=== SHORT PROBLEM 1 ===
Gather every line of the listing that contains the string "legend", and treat case as significant.

=== EXTRACTED TEXT ===
**********
Embodiment 4. The cap assembly or method of any one of embodiments 1 and 2, wherein the pressure based locking mechanism, when engaged with the vessel, provides a sealing pressure between the stopper and the vessel.

Embodiment 5. The cap assembly or method of any one of embodiments 1 and 2, wherein the unidirectional engagement force is not greater than about 50 lbs.

Embodiment 6. The cap assembly or method of any one of embodiments 1 and 2, wherein the direct engagement pressure is at least about 10 lbs.

Embodiment 7. The cap assembly or method of any one of embodiments 1 and 2, wherein the sealing pressure between the stopper and the vessel is at least about 200 lbs.

Embodiment 8. The cap assembly or method of any one of embodiments 1 and 2, wherein the sealing pressure between the stopper and the vessel is not greater than about 100 lbs. Embodiment 9. The cap assembly or method of any one of embodiments 1 and 2, wherein tamper evident feature is adapted to show an alteration in its physical appearance upon any attempt to remove the cap assembly after engagement of the pressure based locking mechanism with the vessel.

Embodiment 10. The cap assembly or method of any one of embodiments 1 and 2, wherein the stopper comprises a substantially cylindrical section and a annular flange extending outward in the radial direction from the substantially cylindrical section.

Embodiment 11. The cap assembly or method of any one of embodiments 1 and 2, wherein the stopper substantially cylindrical section comprises a top surface and a bottom surface and the tubular portion extends axially away from the top surface and the bottom surface.

Embodiment 12. The cap assembly or method of any one of embodiments 1 and 2, wherein the cap comprises a radial flange defining a central bore, and at least one annular axial flange extending from a radial edge of the radial flange and adapted to contact the opening of the vessel.

Embodiment 13. The cap assembly or method of any one of embodiments 1 and 2, wherein the stopper forms an integral seal with the radial flange of the cap and substantially fills the central bore.
**********
=== MATERIAL TO PROCESS ===
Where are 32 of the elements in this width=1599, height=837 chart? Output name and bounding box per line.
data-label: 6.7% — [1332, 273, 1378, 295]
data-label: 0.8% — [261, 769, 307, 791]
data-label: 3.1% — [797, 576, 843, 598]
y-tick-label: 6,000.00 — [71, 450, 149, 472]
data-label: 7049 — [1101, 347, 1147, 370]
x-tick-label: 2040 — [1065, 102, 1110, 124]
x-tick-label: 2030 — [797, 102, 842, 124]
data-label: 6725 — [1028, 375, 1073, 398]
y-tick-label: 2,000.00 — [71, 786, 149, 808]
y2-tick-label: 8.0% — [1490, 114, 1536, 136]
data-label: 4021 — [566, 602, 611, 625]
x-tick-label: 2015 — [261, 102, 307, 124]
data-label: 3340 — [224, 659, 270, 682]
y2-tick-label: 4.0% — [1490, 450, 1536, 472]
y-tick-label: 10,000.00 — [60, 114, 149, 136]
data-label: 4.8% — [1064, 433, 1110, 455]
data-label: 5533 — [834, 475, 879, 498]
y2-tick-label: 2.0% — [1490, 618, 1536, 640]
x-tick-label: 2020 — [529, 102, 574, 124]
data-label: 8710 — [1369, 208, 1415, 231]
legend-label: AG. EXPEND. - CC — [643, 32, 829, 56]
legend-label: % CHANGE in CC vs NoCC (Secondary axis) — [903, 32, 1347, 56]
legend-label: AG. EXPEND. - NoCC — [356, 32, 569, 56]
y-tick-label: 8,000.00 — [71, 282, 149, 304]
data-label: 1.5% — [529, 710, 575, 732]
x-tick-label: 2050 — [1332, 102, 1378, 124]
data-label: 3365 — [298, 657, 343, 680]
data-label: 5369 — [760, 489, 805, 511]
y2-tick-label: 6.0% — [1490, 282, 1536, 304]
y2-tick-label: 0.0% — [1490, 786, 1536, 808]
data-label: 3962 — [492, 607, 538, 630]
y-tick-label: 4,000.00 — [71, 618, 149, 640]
**********
=== SHORT PROBLEM 2 ===
In the cap assembly text, what limit does Embodiment 5 set on the unidirectional engagement force?

=== SOLUTION 1 ===
legend-label: AG. EXPEND. - CC — [643, 32, 829, 56]
legend-label: % CHANGE in CC vs NoCC (Secondary axis) — [903, 32, 1347, 56]
legend-label: AG. EXPEND. - NoCC — [356, 32, 569, 56]

=== SOLUTION 2 ===
It is not greater than about 50 lbs.